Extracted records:
====
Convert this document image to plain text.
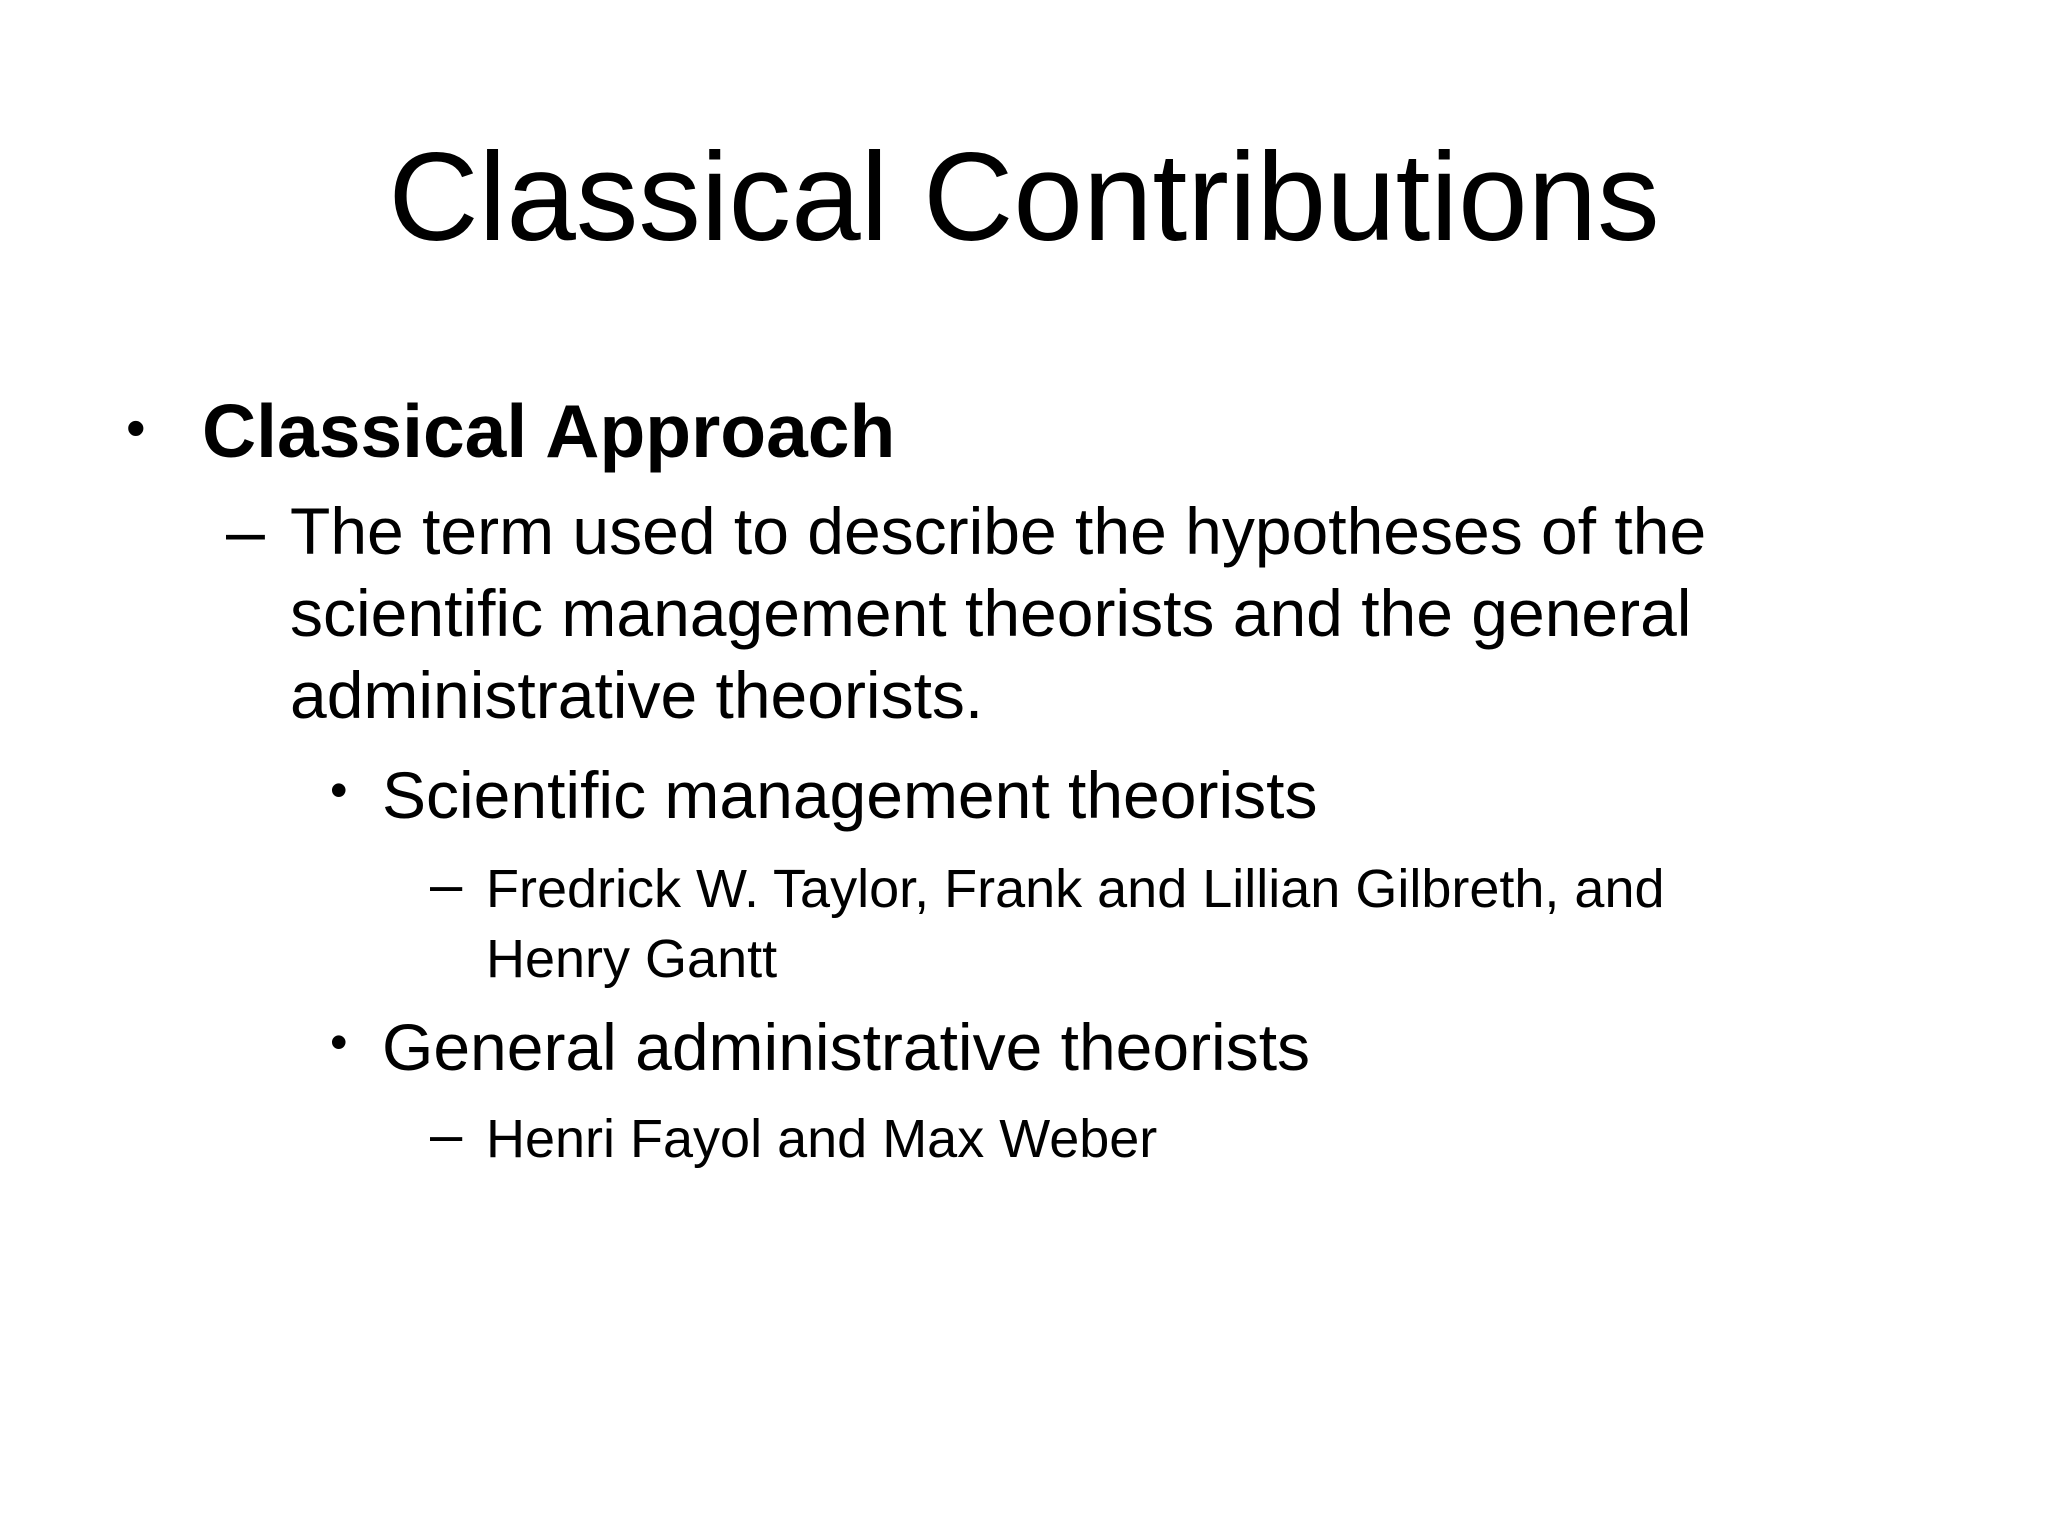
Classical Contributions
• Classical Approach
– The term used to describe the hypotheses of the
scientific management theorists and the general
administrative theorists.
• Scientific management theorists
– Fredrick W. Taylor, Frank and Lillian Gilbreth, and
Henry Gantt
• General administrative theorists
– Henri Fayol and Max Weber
====
Your goal:
Take the listing above and print it exactly, apart from the pictures.

Answer to the exercise:
Convert this document image to plain text.
Classical Contributions
• Classical Approach
– The term used to describe the hypotheses of the
scientific management theorists and the general
administrative theorists.
• Scientific management theorists
– Fredrick W. Taylor, Frank and Lillian Gilbreth, and
Henry Gantt
• General administrative theorists
– Henri Fayol and Max Weber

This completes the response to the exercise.